SUPPLIED INFORMATION
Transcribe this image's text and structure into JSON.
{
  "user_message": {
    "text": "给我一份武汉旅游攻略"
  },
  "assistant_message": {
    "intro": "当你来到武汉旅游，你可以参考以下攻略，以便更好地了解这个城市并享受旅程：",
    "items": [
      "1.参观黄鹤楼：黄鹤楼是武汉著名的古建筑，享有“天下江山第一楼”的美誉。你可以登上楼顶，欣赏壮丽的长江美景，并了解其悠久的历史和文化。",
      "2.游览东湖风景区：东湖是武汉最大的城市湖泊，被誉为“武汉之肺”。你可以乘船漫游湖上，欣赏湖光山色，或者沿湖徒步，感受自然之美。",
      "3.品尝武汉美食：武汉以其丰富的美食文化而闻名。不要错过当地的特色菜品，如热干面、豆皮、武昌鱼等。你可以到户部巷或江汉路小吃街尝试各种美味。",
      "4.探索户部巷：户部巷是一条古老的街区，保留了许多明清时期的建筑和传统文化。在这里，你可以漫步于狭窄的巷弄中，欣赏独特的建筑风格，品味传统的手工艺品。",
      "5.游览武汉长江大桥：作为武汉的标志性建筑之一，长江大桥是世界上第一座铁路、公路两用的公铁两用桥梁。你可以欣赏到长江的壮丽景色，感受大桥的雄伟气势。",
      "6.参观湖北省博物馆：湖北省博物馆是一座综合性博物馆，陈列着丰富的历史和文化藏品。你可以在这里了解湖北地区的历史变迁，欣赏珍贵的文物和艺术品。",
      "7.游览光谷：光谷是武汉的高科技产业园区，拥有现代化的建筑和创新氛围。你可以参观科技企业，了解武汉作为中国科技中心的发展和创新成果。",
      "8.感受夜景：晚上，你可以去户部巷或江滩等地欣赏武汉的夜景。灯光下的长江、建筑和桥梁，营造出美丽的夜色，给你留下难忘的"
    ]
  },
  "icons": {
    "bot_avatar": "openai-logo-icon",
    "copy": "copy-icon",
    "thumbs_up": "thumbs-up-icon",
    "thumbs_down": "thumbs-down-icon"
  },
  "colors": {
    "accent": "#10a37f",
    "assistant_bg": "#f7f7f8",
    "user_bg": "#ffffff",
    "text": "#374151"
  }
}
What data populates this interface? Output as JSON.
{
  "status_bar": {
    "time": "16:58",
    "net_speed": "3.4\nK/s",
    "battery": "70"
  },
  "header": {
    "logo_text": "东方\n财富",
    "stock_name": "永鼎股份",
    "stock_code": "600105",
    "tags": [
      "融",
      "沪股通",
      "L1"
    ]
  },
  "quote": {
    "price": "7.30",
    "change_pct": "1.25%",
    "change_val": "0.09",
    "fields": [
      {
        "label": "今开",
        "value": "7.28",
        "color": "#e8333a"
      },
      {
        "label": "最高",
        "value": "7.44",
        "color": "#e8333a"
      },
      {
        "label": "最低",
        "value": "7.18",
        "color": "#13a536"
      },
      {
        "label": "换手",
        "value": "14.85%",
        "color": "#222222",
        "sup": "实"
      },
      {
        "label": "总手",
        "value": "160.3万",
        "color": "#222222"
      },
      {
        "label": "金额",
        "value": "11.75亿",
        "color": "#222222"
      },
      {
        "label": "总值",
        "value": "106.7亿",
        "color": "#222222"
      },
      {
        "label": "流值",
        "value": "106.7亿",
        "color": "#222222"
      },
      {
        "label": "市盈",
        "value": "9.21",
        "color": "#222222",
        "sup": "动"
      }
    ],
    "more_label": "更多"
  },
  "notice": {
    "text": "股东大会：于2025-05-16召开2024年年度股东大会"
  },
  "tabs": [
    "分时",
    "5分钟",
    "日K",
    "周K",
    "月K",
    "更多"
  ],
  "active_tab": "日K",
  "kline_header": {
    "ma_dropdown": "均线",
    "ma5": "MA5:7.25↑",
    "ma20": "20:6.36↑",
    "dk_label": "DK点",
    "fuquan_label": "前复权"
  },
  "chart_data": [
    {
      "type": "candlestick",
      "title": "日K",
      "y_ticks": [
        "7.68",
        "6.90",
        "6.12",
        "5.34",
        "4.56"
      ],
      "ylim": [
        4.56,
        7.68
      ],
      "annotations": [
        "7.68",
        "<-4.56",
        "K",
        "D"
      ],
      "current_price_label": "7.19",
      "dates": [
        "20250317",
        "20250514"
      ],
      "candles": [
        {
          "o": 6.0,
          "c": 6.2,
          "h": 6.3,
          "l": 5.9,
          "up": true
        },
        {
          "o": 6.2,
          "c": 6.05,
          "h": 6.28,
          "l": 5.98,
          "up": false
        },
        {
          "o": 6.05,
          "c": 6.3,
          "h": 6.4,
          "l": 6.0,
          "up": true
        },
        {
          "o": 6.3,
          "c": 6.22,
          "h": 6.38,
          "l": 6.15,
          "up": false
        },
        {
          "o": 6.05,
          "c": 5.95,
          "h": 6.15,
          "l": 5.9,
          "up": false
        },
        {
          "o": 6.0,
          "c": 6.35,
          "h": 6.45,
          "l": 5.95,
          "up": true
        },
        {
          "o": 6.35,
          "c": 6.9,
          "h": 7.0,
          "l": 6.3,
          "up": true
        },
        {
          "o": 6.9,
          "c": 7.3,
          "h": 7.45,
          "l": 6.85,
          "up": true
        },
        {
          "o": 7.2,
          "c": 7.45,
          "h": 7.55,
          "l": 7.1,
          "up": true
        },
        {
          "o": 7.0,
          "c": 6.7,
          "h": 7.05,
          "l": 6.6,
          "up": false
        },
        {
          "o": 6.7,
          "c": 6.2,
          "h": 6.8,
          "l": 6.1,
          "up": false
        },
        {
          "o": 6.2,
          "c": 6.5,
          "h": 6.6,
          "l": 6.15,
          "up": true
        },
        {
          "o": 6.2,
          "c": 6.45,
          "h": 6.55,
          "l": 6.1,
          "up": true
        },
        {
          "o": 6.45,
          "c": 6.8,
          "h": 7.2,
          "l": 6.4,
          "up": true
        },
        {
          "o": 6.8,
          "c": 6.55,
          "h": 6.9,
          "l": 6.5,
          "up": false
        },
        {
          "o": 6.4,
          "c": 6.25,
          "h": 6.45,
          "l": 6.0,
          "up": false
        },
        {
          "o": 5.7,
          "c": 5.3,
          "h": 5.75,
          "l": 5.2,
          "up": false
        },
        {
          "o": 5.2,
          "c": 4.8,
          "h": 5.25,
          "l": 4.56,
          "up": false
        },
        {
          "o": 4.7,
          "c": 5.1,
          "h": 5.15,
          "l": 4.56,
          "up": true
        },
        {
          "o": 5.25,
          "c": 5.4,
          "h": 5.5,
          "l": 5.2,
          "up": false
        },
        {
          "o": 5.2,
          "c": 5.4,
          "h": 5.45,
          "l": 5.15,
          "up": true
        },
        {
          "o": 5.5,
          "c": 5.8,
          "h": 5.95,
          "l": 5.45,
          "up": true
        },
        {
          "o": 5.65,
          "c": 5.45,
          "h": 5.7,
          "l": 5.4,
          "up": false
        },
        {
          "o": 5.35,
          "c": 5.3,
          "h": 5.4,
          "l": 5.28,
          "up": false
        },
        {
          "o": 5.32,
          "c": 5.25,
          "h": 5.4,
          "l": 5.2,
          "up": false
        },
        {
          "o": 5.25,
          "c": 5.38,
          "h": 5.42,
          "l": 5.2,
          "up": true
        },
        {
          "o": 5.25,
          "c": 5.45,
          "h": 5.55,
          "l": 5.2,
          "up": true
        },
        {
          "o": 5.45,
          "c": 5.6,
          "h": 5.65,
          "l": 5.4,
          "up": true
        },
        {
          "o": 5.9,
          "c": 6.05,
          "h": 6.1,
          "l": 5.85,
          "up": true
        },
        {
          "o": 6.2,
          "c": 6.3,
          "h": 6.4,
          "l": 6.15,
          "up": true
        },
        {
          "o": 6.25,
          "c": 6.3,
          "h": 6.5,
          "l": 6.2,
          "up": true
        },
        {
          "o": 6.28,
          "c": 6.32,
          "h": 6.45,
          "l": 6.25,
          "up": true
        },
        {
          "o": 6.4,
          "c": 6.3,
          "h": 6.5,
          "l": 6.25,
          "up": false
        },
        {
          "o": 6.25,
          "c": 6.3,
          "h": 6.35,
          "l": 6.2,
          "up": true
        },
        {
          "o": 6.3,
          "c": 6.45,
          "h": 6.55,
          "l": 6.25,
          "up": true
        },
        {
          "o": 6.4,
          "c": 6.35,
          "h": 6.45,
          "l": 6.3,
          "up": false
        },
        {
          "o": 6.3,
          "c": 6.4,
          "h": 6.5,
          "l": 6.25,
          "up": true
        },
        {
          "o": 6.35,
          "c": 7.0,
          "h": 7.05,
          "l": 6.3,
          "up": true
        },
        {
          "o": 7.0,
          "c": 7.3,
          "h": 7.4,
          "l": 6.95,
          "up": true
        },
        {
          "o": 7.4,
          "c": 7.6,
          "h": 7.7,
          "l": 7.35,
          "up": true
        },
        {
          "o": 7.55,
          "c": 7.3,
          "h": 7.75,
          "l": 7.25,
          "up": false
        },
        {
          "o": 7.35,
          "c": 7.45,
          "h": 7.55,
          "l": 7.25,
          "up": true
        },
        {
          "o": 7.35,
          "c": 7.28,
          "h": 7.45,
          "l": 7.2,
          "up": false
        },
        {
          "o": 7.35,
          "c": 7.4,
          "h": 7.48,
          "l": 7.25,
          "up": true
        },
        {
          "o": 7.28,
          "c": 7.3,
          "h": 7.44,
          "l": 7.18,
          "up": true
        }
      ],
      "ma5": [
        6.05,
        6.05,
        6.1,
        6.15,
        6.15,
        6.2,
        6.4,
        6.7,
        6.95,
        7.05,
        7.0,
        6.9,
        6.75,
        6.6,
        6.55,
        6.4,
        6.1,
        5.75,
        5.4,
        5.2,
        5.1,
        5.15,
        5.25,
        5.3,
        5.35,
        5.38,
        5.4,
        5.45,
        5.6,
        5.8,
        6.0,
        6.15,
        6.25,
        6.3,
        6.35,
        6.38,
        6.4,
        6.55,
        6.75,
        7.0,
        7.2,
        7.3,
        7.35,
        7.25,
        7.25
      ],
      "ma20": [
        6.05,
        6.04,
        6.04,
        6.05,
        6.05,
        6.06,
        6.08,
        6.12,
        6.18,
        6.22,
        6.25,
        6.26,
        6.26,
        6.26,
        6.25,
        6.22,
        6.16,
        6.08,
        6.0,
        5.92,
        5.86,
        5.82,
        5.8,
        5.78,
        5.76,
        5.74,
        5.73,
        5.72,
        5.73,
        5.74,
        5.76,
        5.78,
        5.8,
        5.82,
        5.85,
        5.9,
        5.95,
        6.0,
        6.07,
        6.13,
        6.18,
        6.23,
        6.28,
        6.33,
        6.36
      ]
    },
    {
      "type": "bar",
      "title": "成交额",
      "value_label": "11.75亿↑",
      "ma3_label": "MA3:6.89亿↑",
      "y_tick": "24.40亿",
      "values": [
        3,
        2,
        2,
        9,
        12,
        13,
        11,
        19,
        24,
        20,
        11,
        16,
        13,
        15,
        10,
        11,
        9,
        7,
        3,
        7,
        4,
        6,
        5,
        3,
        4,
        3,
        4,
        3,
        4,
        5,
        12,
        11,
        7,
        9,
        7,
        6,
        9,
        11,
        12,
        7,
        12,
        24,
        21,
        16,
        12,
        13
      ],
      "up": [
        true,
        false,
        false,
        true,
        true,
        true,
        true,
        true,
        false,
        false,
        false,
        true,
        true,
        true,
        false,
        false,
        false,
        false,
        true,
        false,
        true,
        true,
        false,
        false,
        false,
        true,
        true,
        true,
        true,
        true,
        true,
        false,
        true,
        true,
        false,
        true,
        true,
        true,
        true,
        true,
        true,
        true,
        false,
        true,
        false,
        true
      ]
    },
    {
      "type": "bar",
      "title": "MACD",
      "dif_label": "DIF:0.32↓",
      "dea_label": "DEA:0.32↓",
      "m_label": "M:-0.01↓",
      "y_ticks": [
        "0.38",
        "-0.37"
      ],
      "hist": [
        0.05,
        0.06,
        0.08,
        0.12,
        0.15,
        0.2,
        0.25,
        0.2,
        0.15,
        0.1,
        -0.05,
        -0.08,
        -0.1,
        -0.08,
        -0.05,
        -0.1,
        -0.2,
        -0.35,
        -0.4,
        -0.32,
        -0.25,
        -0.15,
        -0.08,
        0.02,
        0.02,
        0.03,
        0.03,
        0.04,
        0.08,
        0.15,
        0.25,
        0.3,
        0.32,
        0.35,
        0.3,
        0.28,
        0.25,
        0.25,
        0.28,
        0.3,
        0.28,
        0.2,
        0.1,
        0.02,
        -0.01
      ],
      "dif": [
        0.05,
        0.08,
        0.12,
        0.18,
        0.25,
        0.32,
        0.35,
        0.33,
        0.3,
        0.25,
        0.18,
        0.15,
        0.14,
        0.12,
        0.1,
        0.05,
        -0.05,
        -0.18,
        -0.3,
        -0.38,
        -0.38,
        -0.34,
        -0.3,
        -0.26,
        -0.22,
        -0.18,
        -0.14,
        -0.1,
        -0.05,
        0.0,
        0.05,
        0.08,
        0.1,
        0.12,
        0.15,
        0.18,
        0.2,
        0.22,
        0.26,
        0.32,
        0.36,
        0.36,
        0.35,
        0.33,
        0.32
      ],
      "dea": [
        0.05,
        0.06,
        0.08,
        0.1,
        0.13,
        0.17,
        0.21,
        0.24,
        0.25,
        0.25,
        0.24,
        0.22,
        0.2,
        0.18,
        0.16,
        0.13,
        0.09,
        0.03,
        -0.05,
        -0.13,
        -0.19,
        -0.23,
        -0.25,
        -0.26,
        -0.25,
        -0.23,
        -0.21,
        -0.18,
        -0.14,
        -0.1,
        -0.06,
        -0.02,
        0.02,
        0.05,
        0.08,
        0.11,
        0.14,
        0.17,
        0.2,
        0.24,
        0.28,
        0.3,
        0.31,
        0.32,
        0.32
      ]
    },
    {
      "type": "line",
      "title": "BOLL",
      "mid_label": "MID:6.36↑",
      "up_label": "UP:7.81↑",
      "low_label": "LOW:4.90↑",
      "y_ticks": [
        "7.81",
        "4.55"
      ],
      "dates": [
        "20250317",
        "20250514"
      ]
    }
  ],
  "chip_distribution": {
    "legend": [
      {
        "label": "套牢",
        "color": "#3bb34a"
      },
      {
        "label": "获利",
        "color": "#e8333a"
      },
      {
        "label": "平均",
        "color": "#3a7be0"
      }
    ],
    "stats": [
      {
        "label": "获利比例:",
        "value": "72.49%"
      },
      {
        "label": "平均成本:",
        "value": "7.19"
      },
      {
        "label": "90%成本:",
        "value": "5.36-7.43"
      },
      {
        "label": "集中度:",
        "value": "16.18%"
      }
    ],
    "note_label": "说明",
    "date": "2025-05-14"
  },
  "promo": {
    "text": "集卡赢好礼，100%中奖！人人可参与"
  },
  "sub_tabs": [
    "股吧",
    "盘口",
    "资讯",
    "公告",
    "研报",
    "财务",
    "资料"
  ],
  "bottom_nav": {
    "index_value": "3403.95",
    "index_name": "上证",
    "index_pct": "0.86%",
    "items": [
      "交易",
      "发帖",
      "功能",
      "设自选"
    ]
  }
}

DESCRIPTION OF THE TASK
Go through the records above and copy every line with the word "title".

SOLUTION TO THE PROBLEM
      "title": "日K",
      "title": "成交额",
      "title": "MACD",
      "title": "BOLL",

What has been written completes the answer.